- **The task**
Pick out every line in the data below that holds "exploded".

- **Supplied entries**
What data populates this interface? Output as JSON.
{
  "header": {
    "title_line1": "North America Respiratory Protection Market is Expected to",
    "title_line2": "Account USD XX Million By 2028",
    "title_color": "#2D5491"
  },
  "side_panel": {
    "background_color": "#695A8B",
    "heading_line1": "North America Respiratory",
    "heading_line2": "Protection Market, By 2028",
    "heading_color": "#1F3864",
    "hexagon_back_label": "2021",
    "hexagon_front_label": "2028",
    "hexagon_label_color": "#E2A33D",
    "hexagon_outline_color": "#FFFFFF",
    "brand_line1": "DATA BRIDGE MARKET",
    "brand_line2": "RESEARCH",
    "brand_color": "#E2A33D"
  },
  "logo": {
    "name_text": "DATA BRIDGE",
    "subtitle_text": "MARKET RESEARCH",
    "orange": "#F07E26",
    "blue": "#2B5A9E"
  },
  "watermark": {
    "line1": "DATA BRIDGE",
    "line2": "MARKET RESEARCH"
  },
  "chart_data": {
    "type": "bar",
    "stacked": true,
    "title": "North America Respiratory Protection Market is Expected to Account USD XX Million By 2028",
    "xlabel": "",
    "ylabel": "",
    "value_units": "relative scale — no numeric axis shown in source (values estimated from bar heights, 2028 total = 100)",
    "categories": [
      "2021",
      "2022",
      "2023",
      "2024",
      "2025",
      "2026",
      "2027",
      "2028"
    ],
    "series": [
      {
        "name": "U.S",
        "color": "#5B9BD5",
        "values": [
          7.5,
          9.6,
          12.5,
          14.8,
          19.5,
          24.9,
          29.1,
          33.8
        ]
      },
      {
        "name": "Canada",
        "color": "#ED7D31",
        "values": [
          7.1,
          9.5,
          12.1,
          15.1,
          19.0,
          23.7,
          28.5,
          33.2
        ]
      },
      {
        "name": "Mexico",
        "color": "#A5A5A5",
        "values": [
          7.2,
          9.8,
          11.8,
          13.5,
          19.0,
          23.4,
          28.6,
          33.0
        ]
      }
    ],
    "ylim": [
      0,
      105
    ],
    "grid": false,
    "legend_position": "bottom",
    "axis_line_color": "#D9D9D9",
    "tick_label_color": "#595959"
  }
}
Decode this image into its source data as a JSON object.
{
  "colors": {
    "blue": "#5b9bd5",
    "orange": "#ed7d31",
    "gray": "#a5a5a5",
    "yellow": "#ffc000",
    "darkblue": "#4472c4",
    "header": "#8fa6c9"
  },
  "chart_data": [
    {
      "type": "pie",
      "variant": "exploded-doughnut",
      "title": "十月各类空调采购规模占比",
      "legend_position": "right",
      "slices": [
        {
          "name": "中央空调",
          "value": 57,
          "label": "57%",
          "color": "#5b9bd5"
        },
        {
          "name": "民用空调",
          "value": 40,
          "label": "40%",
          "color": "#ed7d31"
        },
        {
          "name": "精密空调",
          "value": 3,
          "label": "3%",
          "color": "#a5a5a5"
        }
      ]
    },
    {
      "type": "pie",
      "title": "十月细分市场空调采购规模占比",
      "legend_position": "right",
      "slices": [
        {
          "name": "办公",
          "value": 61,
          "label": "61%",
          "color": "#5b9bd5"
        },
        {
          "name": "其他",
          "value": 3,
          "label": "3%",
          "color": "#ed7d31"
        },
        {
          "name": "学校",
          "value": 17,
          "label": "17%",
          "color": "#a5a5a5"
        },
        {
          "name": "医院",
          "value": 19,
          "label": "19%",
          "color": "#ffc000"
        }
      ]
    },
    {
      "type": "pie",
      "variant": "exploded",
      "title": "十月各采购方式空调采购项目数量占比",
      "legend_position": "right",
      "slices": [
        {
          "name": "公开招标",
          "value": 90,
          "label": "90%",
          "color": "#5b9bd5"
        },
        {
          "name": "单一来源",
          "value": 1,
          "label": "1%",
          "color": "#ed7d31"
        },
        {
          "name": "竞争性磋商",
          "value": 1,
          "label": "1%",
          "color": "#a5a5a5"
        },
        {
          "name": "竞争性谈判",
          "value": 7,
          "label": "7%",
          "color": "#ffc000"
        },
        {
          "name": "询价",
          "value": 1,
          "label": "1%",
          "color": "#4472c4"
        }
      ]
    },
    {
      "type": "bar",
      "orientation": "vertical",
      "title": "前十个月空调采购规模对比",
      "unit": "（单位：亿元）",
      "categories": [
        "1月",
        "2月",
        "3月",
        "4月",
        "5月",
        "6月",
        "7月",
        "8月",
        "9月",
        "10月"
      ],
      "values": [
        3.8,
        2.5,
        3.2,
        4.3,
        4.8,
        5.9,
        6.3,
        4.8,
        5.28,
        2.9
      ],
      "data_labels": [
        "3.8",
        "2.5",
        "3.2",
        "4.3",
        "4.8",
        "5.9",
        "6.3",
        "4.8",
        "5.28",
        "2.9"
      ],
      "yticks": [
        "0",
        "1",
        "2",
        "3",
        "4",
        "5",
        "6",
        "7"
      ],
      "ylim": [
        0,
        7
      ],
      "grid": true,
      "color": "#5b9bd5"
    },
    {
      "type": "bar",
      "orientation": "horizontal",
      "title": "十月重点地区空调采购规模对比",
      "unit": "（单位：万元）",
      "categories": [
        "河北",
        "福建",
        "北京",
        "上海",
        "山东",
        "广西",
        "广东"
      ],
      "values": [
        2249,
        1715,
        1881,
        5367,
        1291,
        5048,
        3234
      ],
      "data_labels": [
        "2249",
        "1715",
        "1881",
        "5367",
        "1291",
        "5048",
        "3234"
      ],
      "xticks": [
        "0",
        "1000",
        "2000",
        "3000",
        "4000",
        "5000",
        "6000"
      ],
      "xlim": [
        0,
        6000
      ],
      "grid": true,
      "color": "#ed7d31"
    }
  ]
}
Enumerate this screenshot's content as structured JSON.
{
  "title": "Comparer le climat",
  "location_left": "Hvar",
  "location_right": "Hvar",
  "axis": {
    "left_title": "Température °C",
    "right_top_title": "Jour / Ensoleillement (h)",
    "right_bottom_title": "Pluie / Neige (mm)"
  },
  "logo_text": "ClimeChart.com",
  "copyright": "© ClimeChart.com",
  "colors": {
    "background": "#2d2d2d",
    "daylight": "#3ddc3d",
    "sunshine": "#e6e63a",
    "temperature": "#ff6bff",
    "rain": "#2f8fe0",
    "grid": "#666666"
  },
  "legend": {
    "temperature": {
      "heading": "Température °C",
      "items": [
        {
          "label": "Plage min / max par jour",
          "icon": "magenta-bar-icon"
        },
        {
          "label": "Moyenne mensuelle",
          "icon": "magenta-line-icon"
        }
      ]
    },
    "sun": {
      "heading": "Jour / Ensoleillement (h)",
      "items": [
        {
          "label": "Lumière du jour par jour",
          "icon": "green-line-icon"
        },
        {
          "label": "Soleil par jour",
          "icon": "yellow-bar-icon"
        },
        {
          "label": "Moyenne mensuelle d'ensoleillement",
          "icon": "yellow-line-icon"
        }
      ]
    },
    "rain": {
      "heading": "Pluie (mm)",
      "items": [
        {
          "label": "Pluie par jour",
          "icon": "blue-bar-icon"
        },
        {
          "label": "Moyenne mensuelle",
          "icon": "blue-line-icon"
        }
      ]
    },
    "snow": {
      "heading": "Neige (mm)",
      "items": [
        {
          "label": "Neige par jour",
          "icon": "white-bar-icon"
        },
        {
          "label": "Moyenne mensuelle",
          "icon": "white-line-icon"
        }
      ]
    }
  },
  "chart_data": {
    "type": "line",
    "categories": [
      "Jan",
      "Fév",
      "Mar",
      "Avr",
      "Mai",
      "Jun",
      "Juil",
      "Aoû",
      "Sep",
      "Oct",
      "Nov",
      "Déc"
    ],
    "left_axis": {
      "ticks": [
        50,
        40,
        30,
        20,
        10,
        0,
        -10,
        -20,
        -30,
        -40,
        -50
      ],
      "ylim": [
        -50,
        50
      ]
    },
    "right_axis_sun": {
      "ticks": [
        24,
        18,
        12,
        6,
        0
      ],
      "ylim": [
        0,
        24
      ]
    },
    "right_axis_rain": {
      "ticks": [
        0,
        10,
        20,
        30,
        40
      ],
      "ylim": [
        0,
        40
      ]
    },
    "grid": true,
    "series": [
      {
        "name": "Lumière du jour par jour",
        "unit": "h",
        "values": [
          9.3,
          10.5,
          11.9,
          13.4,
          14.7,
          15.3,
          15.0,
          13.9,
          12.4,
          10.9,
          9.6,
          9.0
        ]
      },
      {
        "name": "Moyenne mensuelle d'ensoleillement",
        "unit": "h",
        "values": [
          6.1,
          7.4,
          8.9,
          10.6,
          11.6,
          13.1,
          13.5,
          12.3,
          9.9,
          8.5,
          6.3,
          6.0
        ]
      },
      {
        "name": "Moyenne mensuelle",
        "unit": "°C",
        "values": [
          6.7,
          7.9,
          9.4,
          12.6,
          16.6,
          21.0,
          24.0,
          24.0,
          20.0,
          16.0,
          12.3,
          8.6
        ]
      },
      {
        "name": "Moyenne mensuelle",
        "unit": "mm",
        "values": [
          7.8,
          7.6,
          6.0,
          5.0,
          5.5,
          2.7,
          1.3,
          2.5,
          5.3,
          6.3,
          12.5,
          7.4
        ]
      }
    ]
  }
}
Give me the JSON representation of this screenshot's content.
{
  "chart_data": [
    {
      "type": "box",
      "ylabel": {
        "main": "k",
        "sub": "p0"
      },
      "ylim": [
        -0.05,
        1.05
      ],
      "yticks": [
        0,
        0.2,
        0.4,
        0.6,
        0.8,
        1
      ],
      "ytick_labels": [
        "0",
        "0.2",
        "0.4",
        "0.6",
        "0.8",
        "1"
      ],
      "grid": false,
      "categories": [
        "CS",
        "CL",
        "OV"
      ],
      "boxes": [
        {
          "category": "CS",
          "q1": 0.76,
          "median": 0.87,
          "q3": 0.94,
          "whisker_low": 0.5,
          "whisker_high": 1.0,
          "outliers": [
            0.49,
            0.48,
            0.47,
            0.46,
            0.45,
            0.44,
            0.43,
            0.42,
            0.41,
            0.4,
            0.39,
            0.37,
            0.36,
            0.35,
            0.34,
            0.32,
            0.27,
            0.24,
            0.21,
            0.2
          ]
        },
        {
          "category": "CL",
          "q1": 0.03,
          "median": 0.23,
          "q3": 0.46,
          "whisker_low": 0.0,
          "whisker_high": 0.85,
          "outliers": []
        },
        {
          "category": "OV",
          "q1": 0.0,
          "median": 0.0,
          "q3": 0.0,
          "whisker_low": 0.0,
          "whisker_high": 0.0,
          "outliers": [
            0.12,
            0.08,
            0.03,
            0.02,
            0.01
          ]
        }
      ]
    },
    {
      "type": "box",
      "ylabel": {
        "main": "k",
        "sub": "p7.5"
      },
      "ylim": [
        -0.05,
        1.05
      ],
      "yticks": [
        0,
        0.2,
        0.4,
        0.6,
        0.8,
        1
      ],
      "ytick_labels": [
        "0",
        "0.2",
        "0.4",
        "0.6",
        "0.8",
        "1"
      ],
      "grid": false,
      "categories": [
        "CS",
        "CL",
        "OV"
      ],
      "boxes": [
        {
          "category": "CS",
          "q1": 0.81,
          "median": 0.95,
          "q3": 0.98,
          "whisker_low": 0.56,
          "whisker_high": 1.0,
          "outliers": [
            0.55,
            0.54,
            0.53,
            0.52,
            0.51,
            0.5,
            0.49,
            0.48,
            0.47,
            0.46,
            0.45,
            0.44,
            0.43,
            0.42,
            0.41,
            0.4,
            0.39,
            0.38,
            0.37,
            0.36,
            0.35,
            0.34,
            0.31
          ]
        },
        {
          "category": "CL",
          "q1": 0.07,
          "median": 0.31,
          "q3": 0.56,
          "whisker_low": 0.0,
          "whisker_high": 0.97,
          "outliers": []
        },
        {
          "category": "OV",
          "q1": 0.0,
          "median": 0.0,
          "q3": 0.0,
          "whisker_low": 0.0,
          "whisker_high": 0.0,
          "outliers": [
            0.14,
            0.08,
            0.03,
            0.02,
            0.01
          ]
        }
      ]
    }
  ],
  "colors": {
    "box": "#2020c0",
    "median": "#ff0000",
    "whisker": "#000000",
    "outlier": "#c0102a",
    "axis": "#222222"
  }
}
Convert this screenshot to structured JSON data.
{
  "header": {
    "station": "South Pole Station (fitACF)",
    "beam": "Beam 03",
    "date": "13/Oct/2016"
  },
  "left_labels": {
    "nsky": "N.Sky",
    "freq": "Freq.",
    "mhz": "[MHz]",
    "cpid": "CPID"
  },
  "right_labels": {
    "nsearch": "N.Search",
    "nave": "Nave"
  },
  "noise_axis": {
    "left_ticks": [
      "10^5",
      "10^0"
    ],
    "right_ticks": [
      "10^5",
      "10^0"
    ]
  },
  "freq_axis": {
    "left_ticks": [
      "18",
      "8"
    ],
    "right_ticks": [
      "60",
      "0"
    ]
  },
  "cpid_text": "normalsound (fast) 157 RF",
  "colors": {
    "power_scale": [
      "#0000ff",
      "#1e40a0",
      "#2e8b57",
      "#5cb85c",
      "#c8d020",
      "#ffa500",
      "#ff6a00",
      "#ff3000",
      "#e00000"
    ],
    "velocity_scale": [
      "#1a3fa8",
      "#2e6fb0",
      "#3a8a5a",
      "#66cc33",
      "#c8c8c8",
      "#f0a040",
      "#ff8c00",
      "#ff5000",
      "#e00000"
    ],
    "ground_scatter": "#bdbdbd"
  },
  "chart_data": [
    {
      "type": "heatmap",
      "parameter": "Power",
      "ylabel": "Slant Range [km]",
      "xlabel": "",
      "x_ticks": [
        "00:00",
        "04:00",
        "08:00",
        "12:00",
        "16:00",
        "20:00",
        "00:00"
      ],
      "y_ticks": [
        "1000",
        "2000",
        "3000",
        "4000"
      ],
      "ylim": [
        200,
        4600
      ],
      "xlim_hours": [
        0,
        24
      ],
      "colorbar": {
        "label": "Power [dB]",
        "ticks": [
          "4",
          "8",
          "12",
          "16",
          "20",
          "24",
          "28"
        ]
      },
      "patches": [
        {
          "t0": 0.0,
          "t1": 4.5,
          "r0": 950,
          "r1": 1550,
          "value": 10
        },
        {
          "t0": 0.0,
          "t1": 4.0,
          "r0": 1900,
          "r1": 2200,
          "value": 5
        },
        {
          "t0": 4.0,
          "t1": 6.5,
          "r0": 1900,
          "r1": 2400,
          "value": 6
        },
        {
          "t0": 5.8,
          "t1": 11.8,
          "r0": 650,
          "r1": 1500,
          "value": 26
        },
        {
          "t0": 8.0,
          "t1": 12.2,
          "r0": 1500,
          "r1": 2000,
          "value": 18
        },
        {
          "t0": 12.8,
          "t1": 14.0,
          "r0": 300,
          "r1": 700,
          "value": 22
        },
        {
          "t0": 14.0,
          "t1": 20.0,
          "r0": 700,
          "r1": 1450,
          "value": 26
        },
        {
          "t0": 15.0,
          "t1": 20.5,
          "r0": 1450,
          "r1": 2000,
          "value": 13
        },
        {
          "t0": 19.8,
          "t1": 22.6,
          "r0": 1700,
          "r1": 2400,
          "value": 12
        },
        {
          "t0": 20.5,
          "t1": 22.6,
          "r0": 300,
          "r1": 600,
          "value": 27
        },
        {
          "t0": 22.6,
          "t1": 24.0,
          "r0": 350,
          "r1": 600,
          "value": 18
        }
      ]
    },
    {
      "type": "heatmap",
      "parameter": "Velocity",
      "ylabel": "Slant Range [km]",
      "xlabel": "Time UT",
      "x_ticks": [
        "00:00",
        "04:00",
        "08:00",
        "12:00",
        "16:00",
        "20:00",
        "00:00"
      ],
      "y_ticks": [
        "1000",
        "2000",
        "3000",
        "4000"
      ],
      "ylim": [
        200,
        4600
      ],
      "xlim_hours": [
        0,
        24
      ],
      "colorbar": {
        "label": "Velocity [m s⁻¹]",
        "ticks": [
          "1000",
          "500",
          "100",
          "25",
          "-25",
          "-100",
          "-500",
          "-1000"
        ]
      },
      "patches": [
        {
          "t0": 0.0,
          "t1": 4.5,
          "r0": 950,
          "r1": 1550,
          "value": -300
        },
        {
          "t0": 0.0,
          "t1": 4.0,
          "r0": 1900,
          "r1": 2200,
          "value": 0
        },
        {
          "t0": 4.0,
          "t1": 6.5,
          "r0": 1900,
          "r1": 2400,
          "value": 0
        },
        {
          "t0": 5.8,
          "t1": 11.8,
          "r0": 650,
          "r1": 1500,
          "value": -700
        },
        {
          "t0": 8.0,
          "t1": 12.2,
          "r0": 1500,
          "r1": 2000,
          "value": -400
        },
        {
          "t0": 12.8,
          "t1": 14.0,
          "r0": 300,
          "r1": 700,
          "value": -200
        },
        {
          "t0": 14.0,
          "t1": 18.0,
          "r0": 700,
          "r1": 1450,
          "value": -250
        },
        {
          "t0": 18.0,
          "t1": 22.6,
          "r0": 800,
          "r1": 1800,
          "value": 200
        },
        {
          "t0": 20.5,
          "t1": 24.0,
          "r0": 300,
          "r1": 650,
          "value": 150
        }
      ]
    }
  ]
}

- **Solution for this exercise**
      "variant": "exploded-doughnut",
      "variant": "exploded",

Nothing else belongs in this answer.